#### [Exercise]
Check every line of the material below for "source". Give the number of lines that have it, and only that.

#### [Supplied material]
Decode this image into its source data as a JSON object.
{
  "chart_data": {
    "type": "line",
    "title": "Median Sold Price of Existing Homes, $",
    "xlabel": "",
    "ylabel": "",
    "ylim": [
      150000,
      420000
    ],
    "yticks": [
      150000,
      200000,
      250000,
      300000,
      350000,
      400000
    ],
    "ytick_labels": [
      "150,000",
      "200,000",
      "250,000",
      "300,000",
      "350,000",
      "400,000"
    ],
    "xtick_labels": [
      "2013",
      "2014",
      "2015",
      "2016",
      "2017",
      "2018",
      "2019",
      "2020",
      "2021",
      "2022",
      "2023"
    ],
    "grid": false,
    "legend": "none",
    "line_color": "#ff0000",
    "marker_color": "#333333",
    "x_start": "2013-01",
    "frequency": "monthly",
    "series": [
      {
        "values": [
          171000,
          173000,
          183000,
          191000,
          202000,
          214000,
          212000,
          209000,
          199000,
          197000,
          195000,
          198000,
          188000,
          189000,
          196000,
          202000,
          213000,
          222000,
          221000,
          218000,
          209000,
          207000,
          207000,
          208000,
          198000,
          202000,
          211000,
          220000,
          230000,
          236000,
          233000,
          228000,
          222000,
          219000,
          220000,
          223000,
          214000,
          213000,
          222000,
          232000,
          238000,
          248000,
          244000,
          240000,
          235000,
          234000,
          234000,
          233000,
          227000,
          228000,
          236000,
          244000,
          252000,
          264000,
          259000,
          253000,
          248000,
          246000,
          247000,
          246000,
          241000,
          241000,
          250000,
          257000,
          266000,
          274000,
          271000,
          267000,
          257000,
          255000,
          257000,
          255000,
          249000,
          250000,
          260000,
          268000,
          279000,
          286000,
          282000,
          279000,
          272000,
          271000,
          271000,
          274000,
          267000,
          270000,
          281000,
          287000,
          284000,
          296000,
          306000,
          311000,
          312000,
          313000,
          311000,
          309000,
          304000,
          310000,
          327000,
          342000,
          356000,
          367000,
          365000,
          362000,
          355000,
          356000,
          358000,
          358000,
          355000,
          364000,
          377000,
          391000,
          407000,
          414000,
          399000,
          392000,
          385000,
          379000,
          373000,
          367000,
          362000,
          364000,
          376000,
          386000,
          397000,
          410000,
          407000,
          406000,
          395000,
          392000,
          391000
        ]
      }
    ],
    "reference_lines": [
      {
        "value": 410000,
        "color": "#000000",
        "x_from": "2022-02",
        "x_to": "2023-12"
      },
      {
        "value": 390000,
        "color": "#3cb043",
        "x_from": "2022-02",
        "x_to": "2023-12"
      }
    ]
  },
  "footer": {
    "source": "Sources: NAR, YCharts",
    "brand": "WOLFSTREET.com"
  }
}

#### [Task solution]
2